• GOAL 1:
Can you copy, word for word, the stretch of the entries below from the line containing "legend-label: 山形県（公立） xyxy=(757,194,827,206)" through the line containing "x-tick-label: 4問 xyxy=(211,1372,228,1383)", including both of those lines?

■ ■ ■

My Ranching Life at the Ildiko Butler Gallery ?>

My Ranching Life at the Ildiko Butler Gallery

My Ranching Life
Featuring works by: Jean Laughton

Curator: Stephan Apicella-Hitchcock

Exhibition dates: May 22–September 30, 2015
Reception: Wednesday, September 23, 6–8 p.m.

The Ildiko Butler Gallery
Fordham University at Lincoln Center MAP
113 West 60th Street at Columbus Avenue
New York, NY 10023
The gallery is open from 9am to 9pm everyday except on university holidays
fordhamuniversitygalleries.com

Image caption: Riding Drag on the Brunsch Ranch, 2012

This day we were ‘neighboring’ on the Brunsch family ranch and working with a crew of about twenty other neighboring ranchers. We do this in the fall and spring to help each other out. Just at sunrise, we gathered over four hundred pairs and trailed them a few miles into the corrals at the headquarters of the ranch for shipping day. This was when I first started cowboying, so I was appropriately riding drag, in the back. – Jean Laughton

My Ranching Life by Jean Laughton brings together eighteen black and white prints made from negatives shot between 2002 and 2011. A native Iowan, photographer Jean Laughton moved from New York City after sixteen years of residence to the Badlands of South Dakota in 2002 to pursue her projects. What was initially intended to be a brief photographic opportunity turned into thirteen years, with Jean working her way up from ranch hand novice to ranch manager at Lyle O’Bryan’s Quarter Circle XL Ranch.

■ ■ ■

• GOAL 2:
Which distinct four-digit years appear in the exhibition text above?

• MATERIAL PROVIDED:
■ ■ ■

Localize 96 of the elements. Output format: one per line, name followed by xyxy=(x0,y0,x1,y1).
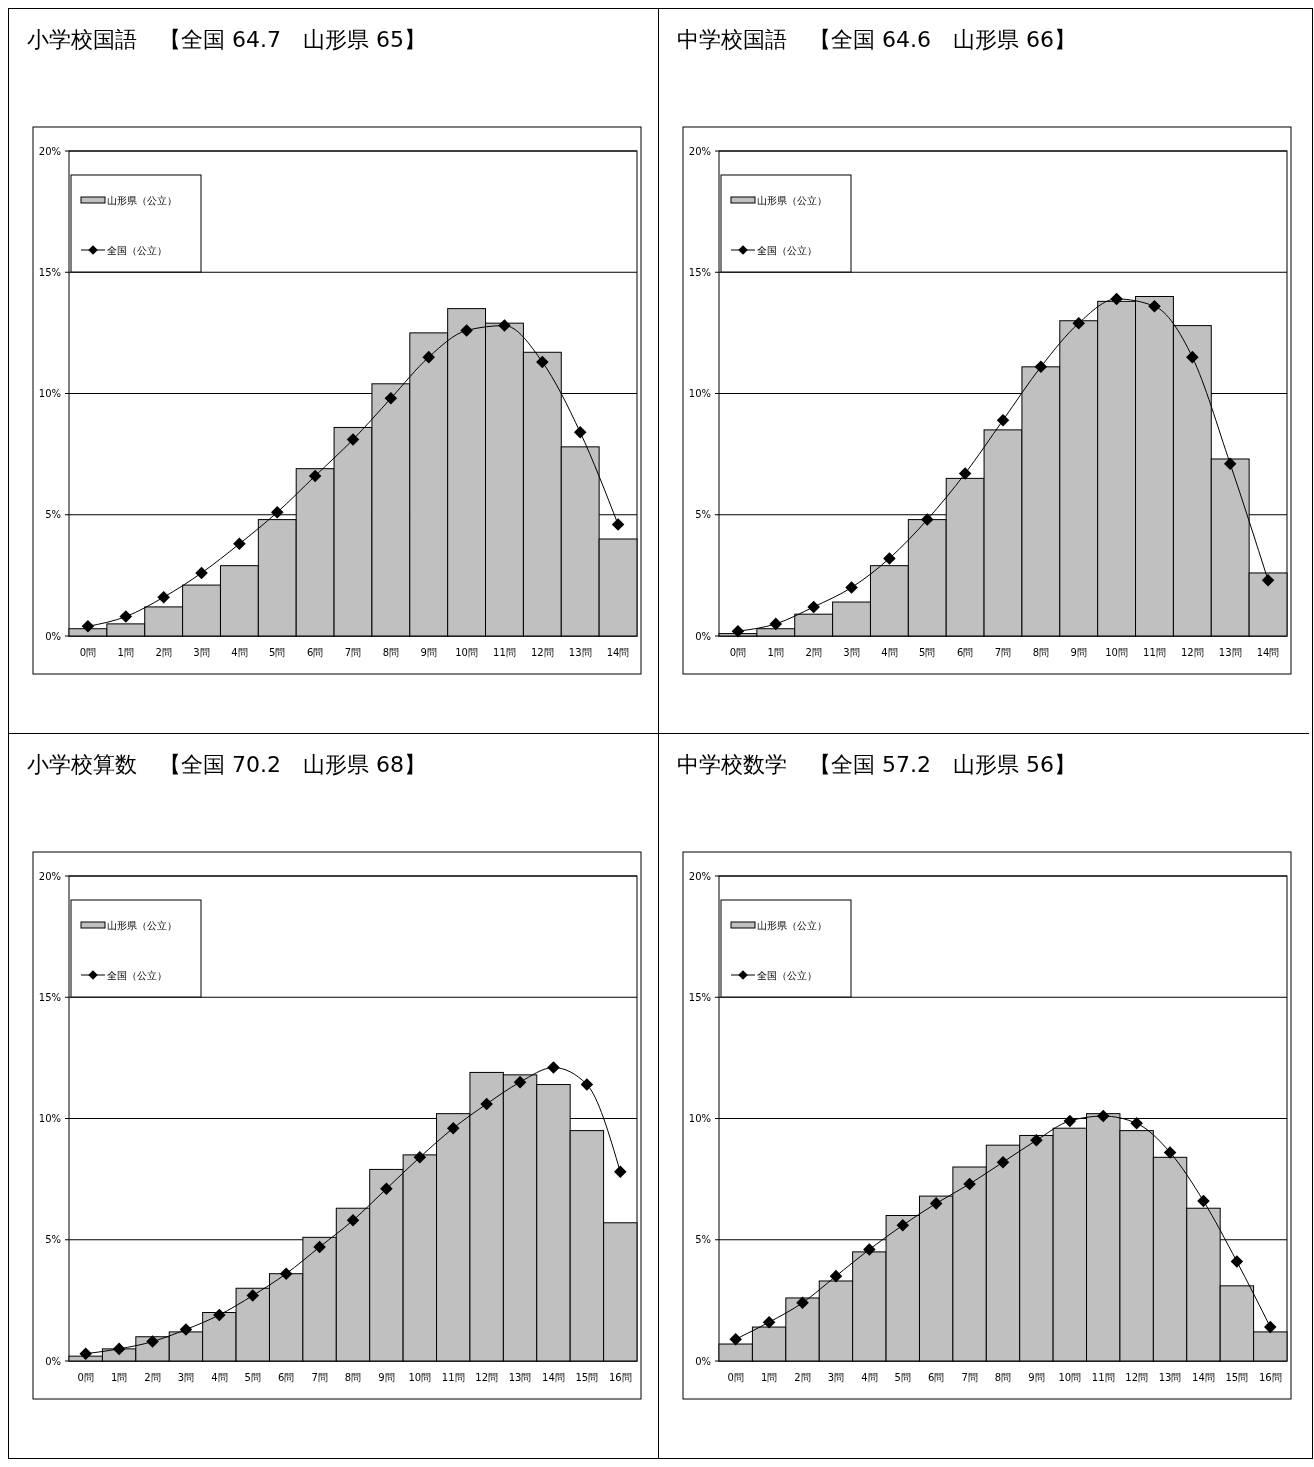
legend-label: 山形県（公立） xyxy=(757,194,827,206)
legend-label: 山形県（公立） xyxy=(757,919,827,931)
x-tick-label: 14問 xyxy=(542,1372,565,1383)
x-tick-label: 10問 xyxy=(1058,1372,1082,1383)
legend-label: 全国（公立） xyxy=(757,244,817,256)
x-tick-label: 5問 xyxy=(894,1372,911,1383)
x-tick-label: 3問 xyxy=(177,1372,195,1383)
y-tick-label: 5% xyxy=(695,509,711,521)
x-tick-label: 10問 xyxy=(408,1372,432,1383)
x-tick-label: 4問 xyxy=(211,1372,228,1383)
x-tick-label: 7問 xyxy=(344,647,362,658)
x-tick-label: 16問 xyxy=(1258,1372,1282,1383)
x-tick-label: 9問 xyxy=(1070,647,1087,658)
x-tick-label: 5問 xyxy=(269,647,286,658)
chart-title: 小学校算数 【全国 70.2 山形県 68】 xyxy=(27,752,426,777)
x-tick-label: 8問 xyxy=(344,1372,362,1383)
y-tick-label: 20% xyxy=(38,145,61,157)
x-tick-label: 11問 xyxy=(1091,1372,1115,1383)
x-tick-label: 6問 xyxy=(277,1372,295,1383)
x-tick-label: 2問 xyxy=(155,647,172,658)
x-tick-label: 1問 xyxy=(760,1372,778,1383)
chart-title: 中学校数学 【全国 57.2 山形県 56】 xyxy=(677,752,1076,777)
x-tick-label: 12問 xyxy=(530,647,554,658)
x-tick-label: 13問 xyxy=(1158,1372,1182,1383)
x-tick-label: 14問 xyxy=(1256,647,1280,658)
x-tick-label: 4問 xyxy=(881,647,898,658)
legend-label: 山形県（公立） xyxy=(107,194,177,206)
chart-title: 小学校国語 【全国 64.7 山形県 65】 xyxy=(27,27,426,52)
x-tick-label: 6問 xyxy=(956,647,974,658)
x-tick-label: 1問 xyxy=(767,647,784,658)
x-tick-label: 4問 xyxy=(231,647,248,658)
y-tick-label: 10% xyxy=(38,388,61,399)
y-tick-label: 0% xyxy=(45,630,61,642)
x-tick-label: 9問 xyxy=(420,647,437,658)
x-tick-label: 13問 xyxy=(508,1372,532,1383)
x-tick-label: 8問 xyxy=(994,1372,1012,1383)
y-tick-label: 15% xyxy=(38,991,61,1003)
x-tick-label: 5問 xyxy=(919,647,936,658)
x-tick-label: 11問 xyxy=(1143,647,1166,658)
y-tick-label: 5% xyxy=(45,1234,61,1246)
legend-label: 全国（公立） xyxy=(107,969,167,981)
x-tick-label: 0問 xyxy=(729,647,747,658)
y-tick-label: 20% xyxy=(688,870,711,882)
x-tick-label: 13問 xyxy=(1218,647,1242,658)
y-tick-label: 10% xyxy=(688,1113,711,1124)
y-tick-label: 10% xyxy=(38,1113,61,1124)
x-tick-label: 14問 xyxy=(606,647,630,658)
x-tick-label: 2問 xyxy=(794,1372,811,1383)
x-tick-label: 16問 xyxy=(608,1372,632,1383)
y-tick-label: 20% xyxy=(38,870,61,882)
x-tick-label: 12問 xyxy=(475,1372,499,1383)
y-tick-label: 5% xyxy=(45,509,61,521)
x-tick-label: 0問 xyxy=(79,647,97,658)
x-tick-label: 3問 xyxy=(843,647,860,658)
x-tick-label: 13問 xyxy=(568,647,592,658)
legend-label: 全国（公立） xyxy=(757,969,817,981)
x-tick-label: 9問 xyxy=(1028,1372,1045,1383)
x-tick-label: 9問 xyxy=(378,1372,395,1383)
x-tick-label: 2問 xyxy=(805,647,822,658)
x-tick-label: 12問 xyxy=(1180,647,1204,658)
x-tick-label: 12問 xyxy=(1125,1372,1149,1383)
x-tick-label: 14問 xyxy=(1192,1372,1215,1383)
x-tick-label: 11問 xyxy=(441,1372,465,1383)
x-tick-label: 3問 xyxy=(193,647,210,658)
y-tick-label: 15% xyxy=(688,266,711,278)
x-tick-label: 1問 xyxy=(110,1372,128,1383)
x-tick-label: 3問 xyxy=(827,1372,845,1383)
x-tick-label: 5問 xyxy=(244,1372,261,1383)
x-tick-label: 2問 xyxy=(144,1372,161,1383)
x-tick-label: 8問 xyxy=(1032,647,1050,658)
y-tick-label: 0% xyxy=(45,1355,61,1367)
x-tick-label: 0問 xyxy=(727,1372,744,1383)
x-tick-label: 1問 xyxy=(117,647,134,658)
x-tick-label: 6問 xyxy=(927,1372,945,1383)
y-tick-label: 0% xyxy=(695,1355,711,1367)
y-tick-label: 0% xyxy=(695,630,711,642)
x-tick-label: 10問 xyxy=(1105,647,1128,658)
x-tick-label: 7問 xyxy=(961,1372,978,1383)
x-tick-label: 15問 xyxy=(575,1372,599,1383)
y-tick-label: 15% xyxy=(688,991,711,1003)
chart-title: 中学校国語 【全国 64.6 山形県 66】 xyxy=(677,27,1076,52)
x-tick-label: 7問 xyxy=(311,1372,328,1383)
y-tick-label: 15% xyxy=(38,266,61,278)
x-tick-label: 6問 xyxy=(306,647,324,658)
x-tick-label: 0問 xyxy=(77,1372,94,1383)
x-tick-label: 10問 xyxy=(455,647,478,658)
y-tick-label: 10% xyxy=(688,388,711,399)
x-tick-label: 11問 xyxy=(493,647,516,658)
x-tick-label: 15問 xyxy=(1225,1372,1249,1383)
y-tick-label: 20% xyxy=(688,145,711,157)
x-tick-label: 7問 xyxy=(994,647,1012,658)
legend-label: 山形県（公立） xyxy=(107,919,177,931)
x-tick-label: 8問 xyxy=(382,647,400,658)
legend-label: 全国（公立） xyxy=(107,244,167,256)
y-tick-label: 5% xyxy=(695,1234,711,1246)
x-tick-label: 4問 xyxy=(861,1372,878,1383)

■ ■ ■

• EXERCISE SOLUTION 1:
legend-label: 山形県（公立） xyxy=(757,194,827,206)
legend-label: 山形県（公立） xyxy=(757,919,827,931)
x-tick-label: 14問 xyxy=(542,1372,565,1383)
x-tick-label: 10問 xyxy=(1058,1372,1082,1383)
legend-label: 全国（公立） xyxy=(757,244,817,256)
x-tick-label: 5問 xyxy=(894,1372,911,1383)
x-tick-label: 3問 xyxy=(177,1372,195,1383)
y-tick-label: 5% xyxy=(695,509,711,521)
x-tick-label: 10問 xyxy=(408,1372,432,1383)
x-tick-label: 4問 xyxy=(211,1372,228,1383)

• EXERCISE SOLUTION 2:
2015, 2012, 2002, 2011